**TASK OBJECTIVE**
From the listing, collect all lines containing the word "move".

★ ★ ★ ★

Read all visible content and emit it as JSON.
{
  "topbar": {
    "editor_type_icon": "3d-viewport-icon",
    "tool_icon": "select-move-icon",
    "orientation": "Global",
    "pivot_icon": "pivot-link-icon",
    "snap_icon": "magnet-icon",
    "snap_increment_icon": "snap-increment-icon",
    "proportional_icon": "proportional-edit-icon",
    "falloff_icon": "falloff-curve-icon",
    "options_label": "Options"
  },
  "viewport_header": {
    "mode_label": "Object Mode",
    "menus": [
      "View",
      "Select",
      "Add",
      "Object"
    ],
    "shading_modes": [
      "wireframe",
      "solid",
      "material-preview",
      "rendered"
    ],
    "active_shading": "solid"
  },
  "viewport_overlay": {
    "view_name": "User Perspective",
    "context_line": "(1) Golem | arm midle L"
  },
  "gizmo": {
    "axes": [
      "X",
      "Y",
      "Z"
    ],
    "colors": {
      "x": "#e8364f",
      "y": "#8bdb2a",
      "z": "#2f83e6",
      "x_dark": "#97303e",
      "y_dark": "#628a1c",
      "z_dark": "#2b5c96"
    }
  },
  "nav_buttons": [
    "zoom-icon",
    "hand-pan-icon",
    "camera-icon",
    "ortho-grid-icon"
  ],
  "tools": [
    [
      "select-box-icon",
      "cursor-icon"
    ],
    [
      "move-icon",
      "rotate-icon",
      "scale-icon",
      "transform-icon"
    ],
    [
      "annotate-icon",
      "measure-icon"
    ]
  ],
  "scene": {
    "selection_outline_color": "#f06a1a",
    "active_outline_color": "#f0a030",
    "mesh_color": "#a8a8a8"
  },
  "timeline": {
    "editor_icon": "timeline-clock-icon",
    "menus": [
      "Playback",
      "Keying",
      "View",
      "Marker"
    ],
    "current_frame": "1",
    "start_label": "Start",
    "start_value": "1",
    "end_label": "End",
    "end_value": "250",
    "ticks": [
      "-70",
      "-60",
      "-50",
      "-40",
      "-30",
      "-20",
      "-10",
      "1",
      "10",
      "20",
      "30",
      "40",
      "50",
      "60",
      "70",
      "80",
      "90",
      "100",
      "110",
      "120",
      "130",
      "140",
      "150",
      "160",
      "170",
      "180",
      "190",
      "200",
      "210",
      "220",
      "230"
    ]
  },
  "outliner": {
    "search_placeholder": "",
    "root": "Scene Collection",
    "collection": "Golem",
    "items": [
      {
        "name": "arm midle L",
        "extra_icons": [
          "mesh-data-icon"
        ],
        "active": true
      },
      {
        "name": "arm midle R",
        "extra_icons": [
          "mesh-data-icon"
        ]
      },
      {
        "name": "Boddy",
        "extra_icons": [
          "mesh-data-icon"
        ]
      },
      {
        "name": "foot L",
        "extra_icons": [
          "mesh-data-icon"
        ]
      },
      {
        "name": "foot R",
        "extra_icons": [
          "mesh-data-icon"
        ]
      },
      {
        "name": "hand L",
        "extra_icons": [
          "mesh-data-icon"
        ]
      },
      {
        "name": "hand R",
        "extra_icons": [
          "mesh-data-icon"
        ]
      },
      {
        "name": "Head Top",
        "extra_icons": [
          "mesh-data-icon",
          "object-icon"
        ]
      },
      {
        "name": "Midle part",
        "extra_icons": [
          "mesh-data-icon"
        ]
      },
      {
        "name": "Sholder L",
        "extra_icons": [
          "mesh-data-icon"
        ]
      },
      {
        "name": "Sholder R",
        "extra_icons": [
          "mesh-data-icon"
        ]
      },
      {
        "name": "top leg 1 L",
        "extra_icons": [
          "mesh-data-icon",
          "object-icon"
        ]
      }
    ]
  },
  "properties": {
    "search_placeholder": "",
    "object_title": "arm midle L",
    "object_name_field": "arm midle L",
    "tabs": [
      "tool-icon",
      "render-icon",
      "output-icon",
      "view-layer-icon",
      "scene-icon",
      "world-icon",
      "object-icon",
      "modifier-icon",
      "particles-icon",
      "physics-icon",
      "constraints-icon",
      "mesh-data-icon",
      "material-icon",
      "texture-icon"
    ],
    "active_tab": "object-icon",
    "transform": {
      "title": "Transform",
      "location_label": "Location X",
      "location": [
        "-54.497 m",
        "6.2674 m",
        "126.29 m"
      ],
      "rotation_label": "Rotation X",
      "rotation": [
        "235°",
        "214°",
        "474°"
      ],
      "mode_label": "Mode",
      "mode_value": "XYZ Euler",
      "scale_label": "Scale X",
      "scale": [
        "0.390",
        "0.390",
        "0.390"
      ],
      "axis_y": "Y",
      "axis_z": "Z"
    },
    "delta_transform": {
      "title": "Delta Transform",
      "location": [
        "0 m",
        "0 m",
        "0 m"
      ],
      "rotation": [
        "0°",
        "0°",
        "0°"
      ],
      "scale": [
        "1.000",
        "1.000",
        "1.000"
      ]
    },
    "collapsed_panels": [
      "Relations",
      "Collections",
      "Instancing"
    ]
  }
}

★ ★ ★ ★

**ANSWER TO THE EXERCISE**
    "tool_icon": "select-move-icon",
      "move-icon",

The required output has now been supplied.